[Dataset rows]
##############################
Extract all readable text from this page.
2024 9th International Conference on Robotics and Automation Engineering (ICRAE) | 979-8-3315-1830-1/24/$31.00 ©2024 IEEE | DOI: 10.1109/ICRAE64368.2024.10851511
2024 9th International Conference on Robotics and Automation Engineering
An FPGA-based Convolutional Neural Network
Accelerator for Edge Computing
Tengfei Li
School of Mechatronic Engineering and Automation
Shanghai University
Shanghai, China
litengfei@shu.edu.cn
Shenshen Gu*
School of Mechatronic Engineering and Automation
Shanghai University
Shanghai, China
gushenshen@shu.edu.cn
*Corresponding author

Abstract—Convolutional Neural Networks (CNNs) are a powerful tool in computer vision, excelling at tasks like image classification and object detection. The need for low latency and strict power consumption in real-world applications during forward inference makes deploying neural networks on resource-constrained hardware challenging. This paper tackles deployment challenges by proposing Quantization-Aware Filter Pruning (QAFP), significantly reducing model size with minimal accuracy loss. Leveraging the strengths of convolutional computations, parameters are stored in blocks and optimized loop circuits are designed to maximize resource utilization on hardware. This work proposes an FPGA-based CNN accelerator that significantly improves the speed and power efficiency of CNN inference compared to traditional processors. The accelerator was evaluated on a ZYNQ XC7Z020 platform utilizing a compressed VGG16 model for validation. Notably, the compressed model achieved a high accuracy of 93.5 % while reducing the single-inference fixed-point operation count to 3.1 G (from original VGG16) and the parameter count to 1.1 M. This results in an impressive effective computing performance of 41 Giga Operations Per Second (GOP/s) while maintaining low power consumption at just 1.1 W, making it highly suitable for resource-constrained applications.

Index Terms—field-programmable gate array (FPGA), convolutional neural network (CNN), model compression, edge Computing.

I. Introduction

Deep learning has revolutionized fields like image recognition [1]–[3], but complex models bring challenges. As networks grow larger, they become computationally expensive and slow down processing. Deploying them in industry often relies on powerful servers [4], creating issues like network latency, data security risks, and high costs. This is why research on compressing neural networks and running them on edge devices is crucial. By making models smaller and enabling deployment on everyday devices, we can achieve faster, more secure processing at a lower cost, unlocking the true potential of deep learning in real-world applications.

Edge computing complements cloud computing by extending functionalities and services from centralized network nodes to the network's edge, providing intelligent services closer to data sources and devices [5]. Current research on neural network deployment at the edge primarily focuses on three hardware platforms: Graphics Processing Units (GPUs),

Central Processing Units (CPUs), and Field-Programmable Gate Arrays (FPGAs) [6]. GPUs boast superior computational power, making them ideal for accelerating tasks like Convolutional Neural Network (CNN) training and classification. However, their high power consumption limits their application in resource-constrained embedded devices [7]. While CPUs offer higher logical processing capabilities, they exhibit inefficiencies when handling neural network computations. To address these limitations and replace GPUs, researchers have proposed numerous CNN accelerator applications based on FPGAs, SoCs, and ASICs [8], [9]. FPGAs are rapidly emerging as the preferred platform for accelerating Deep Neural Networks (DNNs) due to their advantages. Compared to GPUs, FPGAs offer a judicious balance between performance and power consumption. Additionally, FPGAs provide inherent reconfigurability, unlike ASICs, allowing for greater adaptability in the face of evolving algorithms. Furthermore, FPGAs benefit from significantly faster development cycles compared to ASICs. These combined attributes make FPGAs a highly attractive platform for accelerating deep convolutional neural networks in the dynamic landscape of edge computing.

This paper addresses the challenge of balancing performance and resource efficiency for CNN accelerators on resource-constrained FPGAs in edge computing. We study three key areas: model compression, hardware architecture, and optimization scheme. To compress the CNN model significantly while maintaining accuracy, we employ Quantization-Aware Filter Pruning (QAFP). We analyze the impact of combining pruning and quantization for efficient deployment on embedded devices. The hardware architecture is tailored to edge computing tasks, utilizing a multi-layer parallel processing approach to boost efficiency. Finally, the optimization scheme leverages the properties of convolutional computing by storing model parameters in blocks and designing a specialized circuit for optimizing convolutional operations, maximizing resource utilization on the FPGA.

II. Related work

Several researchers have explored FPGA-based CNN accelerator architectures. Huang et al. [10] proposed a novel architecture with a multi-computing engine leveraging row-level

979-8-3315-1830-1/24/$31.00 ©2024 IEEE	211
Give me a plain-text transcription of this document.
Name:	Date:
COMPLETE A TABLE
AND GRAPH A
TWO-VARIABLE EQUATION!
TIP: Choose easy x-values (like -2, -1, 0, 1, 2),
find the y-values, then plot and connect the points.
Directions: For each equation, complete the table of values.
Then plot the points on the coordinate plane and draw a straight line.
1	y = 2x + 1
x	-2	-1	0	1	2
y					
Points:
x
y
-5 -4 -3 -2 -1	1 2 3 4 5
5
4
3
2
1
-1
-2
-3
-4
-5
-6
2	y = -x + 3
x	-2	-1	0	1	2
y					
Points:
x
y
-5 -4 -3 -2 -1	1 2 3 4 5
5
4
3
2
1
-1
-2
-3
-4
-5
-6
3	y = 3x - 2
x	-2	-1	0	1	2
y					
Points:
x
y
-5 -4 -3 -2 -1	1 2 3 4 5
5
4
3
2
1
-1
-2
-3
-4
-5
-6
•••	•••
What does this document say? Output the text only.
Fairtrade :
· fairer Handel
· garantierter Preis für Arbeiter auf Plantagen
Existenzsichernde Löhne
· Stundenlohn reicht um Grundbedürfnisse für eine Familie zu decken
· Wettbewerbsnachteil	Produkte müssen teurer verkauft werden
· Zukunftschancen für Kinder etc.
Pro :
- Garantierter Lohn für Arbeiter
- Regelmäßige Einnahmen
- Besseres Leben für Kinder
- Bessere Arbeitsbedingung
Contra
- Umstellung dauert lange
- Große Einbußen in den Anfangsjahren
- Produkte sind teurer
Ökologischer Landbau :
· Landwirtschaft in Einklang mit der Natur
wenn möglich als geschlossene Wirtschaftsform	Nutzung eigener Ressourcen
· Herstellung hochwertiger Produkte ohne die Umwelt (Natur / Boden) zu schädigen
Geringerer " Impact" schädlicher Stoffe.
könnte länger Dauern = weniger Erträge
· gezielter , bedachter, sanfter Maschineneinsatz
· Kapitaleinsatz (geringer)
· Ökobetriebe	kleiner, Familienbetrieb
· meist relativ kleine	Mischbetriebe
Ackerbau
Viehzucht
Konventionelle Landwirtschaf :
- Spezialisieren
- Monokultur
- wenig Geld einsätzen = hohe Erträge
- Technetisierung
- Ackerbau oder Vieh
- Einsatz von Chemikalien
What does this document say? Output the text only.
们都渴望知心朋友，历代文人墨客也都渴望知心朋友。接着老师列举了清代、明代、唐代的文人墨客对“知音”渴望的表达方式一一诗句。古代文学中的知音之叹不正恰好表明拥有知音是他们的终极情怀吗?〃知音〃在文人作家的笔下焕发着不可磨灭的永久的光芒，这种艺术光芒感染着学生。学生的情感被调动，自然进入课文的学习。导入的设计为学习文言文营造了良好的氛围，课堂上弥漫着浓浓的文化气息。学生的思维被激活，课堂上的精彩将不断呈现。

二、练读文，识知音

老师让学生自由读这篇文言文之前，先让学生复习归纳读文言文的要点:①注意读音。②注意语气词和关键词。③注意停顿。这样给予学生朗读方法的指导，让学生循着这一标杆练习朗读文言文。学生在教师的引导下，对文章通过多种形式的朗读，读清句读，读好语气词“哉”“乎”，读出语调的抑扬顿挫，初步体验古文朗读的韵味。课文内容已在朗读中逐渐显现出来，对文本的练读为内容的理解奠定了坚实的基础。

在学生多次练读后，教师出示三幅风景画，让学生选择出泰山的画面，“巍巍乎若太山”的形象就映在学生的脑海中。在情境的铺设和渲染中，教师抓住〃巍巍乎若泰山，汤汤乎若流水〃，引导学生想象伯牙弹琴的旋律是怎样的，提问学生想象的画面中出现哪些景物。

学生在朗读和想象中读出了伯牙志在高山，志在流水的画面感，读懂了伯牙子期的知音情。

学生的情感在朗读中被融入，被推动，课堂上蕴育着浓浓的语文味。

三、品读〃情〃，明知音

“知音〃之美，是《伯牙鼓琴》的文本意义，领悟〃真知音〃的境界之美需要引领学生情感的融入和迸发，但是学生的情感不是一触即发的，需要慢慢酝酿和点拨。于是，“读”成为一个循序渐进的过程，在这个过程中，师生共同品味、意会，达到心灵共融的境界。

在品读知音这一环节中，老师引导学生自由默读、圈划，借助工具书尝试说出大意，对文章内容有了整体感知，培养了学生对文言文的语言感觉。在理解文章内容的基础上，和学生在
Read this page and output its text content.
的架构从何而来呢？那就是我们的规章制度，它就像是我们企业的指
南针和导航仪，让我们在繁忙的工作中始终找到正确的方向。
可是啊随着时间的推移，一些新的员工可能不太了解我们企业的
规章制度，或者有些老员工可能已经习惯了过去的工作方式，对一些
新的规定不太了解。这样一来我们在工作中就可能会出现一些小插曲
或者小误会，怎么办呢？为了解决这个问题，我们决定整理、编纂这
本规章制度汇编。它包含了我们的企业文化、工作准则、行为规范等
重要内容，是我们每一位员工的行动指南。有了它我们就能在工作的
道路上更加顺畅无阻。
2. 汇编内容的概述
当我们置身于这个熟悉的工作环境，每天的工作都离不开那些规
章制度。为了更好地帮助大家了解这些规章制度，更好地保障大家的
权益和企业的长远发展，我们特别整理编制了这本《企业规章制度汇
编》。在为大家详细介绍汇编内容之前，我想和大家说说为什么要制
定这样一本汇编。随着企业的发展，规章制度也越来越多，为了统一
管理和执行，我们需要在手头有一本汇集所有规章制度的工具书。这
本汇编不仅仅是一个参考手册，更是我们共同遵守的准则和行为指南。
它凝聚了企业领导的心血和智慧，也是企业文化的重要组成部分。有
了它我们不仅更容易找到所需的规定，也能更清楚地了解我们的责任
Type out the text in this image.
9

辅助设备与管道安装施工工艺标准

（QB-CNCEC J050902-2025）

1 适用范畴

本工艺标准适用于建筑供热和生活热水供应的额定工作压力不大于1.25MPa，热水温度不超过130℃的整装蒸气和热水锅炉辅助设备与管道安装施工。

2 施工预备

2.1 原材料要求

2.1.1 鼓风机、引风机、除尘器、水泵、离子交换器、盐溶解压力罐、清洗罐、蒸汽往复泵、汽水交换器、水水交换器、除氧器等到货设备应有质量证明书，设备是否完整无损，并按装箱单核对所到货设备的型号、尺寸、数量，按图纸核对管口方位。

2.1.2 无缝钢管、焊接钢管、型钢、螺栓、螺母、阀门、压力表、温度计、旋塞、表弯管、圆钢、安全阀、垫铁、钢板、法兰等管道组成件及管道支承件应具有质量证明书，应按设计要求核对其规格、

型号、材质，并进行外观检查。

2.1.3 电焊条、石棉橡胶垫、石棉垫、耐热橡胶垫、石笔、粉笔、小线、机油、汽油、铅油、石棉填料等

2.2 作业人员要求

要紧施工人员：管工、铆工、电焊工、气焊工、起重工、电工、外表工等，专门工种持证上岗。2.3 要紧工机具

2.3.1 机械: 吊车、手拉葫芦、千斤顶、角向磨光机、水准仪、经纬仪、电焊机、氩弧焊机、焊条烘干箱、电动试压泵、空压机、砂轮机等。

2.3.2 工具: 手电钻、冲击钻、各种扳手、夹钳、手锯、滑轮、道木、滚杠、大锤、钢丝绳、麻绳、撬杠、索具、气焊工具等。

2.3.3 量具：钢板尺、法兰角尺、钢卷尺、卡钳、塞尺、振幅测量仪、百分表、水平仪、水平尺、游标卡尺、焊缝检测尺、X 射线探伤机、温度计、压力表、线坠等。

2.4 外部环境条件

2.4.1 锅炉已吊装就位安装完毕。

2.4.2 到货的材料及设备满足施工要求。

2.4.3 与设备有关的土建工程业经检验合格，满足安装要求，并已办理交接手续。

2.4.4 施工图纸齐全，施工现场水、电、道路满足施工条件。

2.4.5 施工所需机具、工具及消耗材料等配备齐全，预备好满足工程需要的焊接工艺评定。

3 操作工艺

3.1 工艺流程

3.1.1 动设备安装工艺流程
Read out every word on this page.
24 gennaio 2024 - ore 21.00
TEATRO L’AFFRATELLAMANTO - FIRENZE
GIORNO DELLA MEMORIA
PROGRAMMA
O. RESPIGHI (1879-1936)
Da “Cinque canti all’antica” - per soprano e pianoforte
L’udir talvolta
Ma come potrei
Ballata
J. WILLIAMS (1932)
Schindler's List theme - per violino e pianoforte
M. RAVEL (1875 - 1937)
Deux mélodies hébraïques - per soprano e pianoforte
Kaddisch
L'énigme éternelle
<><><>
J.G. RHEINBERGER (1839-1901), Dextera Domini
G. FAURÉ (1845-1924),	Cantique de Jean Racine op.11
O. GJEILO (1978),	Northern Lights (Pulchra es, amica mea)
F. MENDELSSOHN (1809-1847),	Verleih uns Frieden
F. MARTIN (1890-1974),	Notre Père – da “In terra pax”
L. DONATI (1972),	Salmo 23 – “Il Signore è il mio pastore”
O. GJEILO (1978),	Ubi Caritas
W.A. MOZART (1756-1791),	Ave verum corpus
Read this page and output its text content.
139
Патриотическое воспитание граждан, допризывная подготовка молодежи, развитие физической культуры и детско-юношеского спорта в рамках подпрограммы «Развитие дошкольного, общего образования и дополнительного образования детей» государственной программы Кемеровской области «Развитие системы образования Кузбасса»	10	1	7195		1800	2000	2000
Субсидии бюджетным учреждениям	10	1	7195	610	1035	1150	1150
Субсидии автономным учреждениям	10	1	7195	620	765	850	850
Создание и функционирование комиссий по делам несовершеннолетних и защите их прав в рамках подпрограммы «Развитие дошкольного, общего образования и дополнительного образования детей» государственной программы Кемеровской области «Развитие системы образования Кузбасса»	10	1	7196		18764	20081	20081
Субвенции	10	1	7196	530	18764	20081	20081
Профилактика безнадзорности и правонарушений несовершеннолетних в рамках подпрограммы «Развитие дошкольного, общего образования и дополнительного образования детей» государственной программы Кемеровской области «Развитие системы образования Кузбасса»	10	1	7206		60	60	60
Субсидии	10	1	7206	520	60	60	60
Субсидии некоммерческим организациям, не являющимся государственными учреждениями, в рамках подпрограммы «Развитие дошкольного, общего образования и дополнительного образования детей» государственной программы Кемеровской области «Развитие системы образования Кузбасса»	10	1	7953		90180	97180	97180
##############################
**Task directions**
Lines that include the word "teurer" are to be extracted from the data above.

**Exercise response**
· Wettbewerbsnachteil	Produkte müssen teurer verkauft werden
- Produkte sind teurer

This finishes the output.